>>>
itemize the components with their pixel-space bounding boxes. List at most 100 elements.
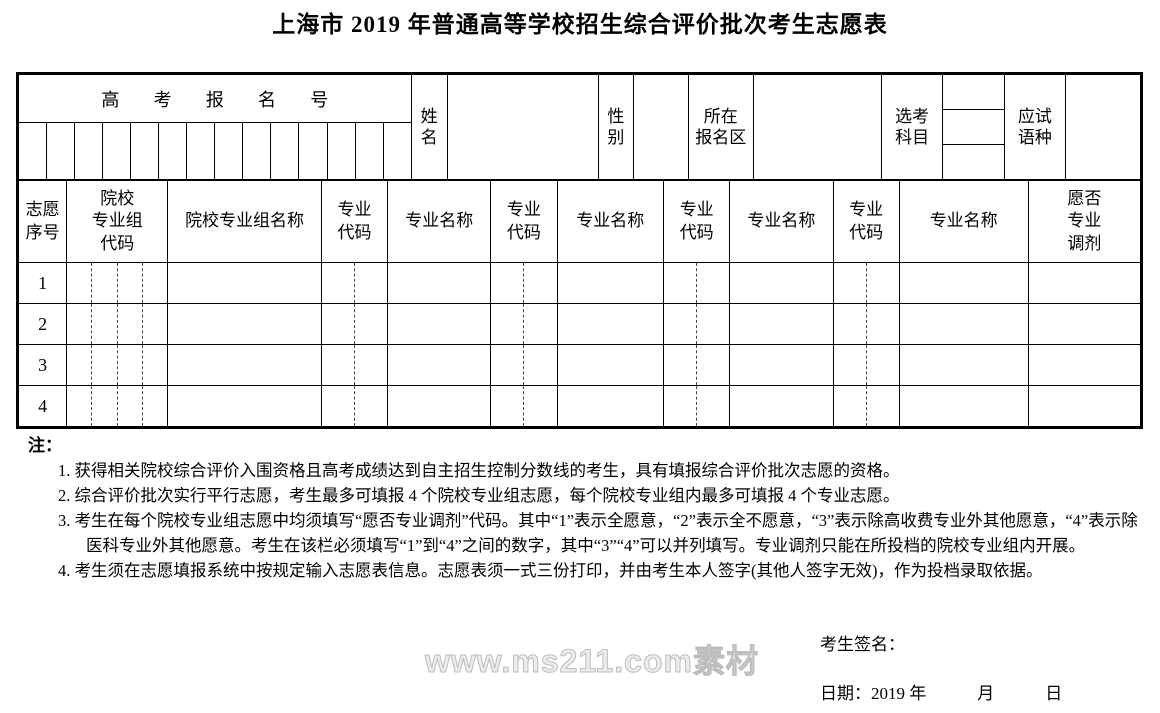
<<<
>>>
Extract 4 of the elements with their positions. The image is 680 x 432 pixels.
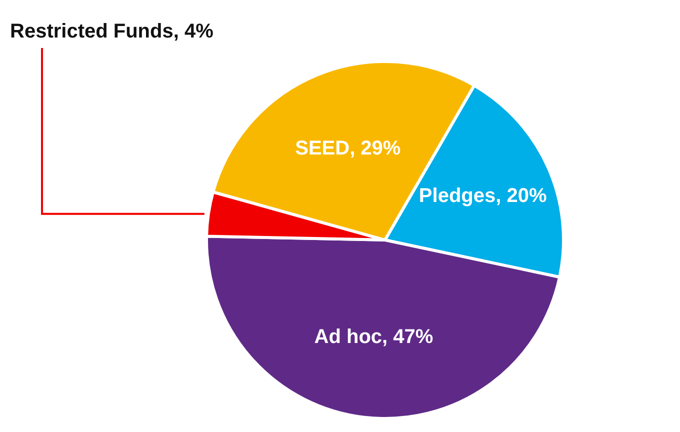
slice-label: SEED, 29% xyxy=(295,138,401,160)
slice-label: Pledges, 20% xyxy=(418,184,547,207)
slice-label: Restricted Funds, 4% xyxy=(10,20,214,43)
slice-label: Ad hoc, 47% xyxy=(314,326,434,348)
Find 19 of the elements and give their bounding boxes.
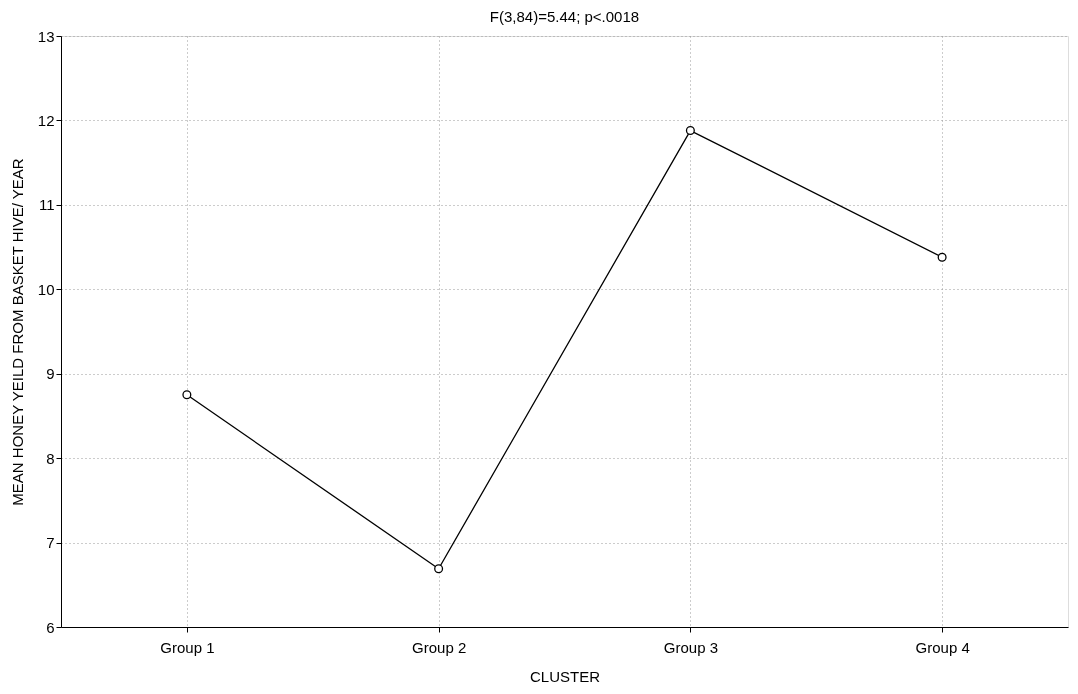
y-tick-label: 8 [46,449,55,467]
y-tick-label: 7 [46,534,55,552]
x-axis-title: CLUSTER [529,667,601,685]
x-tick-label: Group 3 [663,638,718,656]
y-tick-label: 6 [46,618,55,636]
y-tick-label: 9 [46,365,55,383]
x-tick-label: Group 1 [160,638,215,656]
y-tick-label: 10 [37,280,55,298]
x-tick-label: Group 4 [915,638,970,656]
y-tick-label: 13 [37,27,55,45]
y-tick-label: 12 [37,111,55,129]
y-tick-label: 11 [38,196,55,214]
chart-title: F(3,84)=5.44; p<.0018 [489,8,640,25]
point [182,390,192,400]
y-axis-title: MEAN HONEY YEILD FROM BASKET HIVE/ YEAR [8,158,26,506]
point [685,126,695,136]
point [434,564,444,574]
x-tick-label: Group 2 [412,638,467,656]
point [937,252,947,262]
<<<
>>>
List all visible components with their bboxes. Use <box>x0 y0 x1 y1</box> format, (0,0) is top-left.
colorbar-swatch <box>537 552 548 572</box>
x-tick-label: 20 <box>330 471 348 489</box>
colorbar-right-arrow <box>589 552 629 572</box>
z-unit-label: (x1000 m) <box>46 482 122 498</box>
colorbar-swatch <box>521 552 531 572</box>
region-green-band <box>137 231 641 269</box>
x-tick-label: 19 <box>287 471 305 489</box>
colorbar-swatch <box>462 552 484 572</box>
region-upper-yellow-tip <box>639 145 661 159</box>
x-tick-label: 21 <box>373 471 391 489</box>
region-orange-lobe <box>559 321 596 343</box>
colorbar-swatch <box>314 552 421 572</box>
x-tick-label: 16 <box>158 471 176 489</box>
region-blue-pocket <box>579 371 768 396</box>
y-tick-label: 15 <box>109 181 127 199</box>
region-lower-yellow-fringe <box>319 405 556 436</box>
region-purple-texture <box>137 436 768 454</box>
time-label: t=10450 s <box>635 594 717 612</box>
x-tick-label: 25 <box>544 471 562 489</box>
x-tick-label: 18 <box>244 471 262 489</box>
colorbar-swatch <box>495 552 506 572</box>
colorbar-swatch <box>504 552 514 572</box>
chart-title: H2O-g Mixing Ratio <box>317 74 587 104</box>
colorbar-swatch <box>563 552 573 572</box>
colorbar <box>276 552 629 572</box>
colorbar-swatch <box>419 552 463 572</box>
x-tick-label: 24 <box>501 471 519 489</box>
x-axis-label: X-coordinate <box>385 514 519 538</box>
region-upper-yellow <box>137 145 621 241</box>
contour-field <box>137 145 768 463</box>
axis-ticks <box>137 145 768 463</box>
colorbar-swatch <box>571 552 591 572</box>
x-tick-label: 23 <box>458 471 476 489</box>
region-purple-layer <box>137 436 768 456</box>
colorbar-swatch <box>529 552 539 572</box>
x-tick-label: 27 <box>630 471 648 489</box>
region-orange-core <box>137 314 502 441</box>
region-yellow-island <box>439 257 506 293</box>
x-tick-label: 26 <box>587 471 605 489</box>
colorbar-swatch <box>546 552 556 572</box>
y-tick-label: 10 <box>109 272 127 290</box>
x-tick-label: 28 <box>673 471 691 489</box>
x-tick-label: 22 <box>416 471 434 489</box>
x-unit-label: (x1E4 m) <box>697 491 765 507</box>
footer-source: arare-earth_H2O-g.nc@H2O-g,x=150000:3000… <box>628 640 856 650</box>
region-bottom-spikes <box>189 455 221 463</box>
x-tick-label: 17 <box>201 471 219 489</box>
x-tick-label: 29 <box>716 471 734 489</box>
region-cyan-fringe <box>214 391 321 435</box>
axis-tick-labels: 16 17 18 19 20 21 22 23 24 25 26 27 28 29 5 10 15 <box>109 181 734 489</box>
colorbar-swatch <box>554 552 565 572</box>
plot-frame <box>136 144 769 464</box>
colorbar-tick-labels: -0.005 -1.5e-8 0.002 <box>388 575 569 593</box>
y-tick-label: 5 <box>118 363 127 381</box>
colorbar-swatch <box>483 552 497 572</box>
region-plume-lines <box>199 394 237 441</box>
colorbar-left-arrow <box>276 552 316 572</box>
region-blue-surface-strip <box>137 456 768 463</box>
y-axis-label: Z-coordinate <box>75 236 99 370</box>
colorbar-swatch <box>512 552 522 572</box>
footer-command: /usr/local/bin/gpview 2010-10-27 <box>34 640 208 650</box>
<<<
> **YOUR GOAL**:
Could you copy out the records line for line, beginning at the line that has "Find 19 of the" and ending after the line that has "point [937,252,947,262]", and leave out the picture?

> **WRITTEN RESPONSE**:
Find 19 of the elements and give their bounding boxes.
y-tick-label: 8 [46,449,55,467]
y-tick-label: 7 [46,534,55,552]
x-axis-title: CLUSTER [529,667,601,685]
x-tick-label: Group 3 [663,638,718,656]
y-tick-label: 6 [46,618,55,636]
y-tick-label: 9 [46,365,55,383]
x-tick-label: Group 1 [160,638,215,656]
y-tick-label: 10 [37,280,55,298]
x-tick-label: Group 4 [915,638,970,656]
y-tick-label: 13 [37,27,55,45]
y-tick-label: 12 [37,111,55,129]
y-tick-label: 11 [38,196,55,214]
chart-title: F(3,84)=5.44; p<.0018 [489,8,640,25]
point [182,390,192,400]
y-axis-title: MEAN HONEY YEILD FROM BASKET HIVE/ YEAR [8,158,26,506]
point [685,126,695,136]
point [434,564,444,574]
x-tick-label: Group 2 [412,638,467,656]
point [937,252,947,262]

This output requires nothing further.